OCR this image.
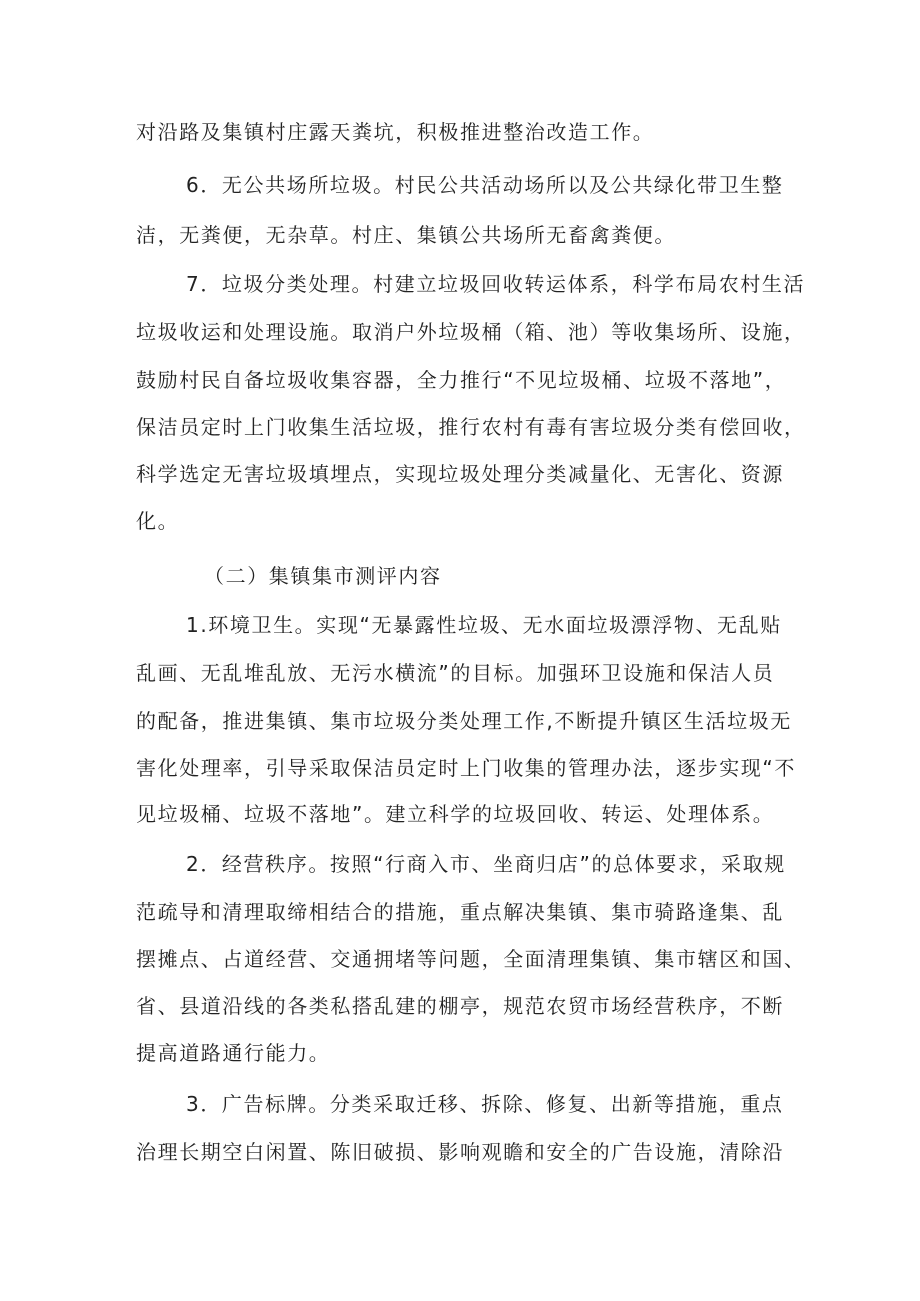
对沿路及集镇村庄露天粪坑，积极推进整治改造工作。
6．无公共场所垃圾。村民公共活动场所以及公共绿化带卫生整
洁，无粪便，无杂草。村庄、集镇公共场所无畜禽粪便。
7．垃圾分类处理。村建立垃圾回收转运体系，科学布局农村生活
垃圾收运和处理设施。取消户外垃圾桶（箱、池）等收集场所、设施，
鼓励村民自备垃圾收集容器，全力推行“不见垃圾桶、垃圾不落地”，
保洁员定时上门收集生活垃圾，推行农村有毒有害垃圾分类有偿回收，
科学选定无害垃圾填埋点，实现垃圾处理分类减量化、无害化、资源
化。
（二）集镇集市测评内容
1.环境卫生。实现“无暴露性垃圾、无水面垃圾漂浮物、无乱贴
乱画、无乱堆乱放、无污水横流”的目标。加强环卫设施和保洁人员
的配备，推进集镇、集市垃圾分类处理工作,不断提升镇区生活垃圾无
害化处理率，引导采取保洁员定时上门收集的管理办法，逐步实现“不
见垃圾桶、垃圾不落地”。建立科学的垃圾回收、转运、处理体系。
2．经营秩序。按照“行商入市、坐商归店”的总体要求，采取规
范疏导和清理取缔相结合的措施，重点解决集镇、集市骑路逢集、乱
摆摊点、占道经营、交通拥堵等问题，全面清理集镇、集市辖区和国、
省、县道沿线的各类私搭乱建的棚亭，规范农贸市场经营秩序，不断
提高道路通行能力。
3．广告标牌。分类采取迁移、拆除、修复、出新等措施，重点
治理长期空白闲置、陈旧破损、影响观瞻和安全的广告设施，清除沿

# Problem:
Output every entry exactly as given; pictures are not part of the copy.

# Response to this exercise:
OCR this image.
对沿路及集镇村庄露天粪坑，积极推进整治改造工作。
6．无公共场所垃圾。村民公共活动场所以及公共绿化带卫生整
洁，无粪便，无杂草。村庄、集镇公共场所无畜禽粪便。
7．垃圾分类处理。村建立垃圾回收转运体系，科学布局农村生活
垃圾收运和处理设施。取消户外垃圾桶（箱、池）等收集场所、设施，
鼓励村民自备垃圾收集容器，全力推行“不见垃圾桶、垃圾不落地”，
保洁员定时上门收集生活垃圾，推行农村有毒有害垃圾分类有偿回收，
科学选定无害垃圾填埋点，实现垃圾处理分类减量化、无害化、资源
化。
（二）集镇集市测评内容
1.环境卫生。实现“无暴露性垃圾、无水面垃圾漂浮物、无乱贴
乱画、无乱堆乱放、无污水横流”的目标。加强环卫设施和保洁人员
的配备，推进集镇、集市垃圾分类处理工作,不断提升镇区生活垃圾无
害化处理率，引导采取保洁员定时上门收集的管理办法，逐步实现“不
见垃圾桶、垃圾不落地”。建立科学的垃圾回收、转运、处理体系。
2．经营秩序。按照“行商入市、坐商归店”的总体要求，采取规
范疏导和清理取缔相结合的措施，重点解决集镇、集市骑路逢集、乱
摆摊点、占道经营、交通拥堵等问题，全面清理集镇、集市辖区和国、
省、县道沿线的各类私搭乱建的棚亭，规范农贸市场经营秩序，不断
提高道路通行能力。
3．广告标牌。分类采取迁移、拆除、修复、出新等措施，重点
治理长期空白闲置、陈旧破损、影响观瞻和安全的广告设施，清除沿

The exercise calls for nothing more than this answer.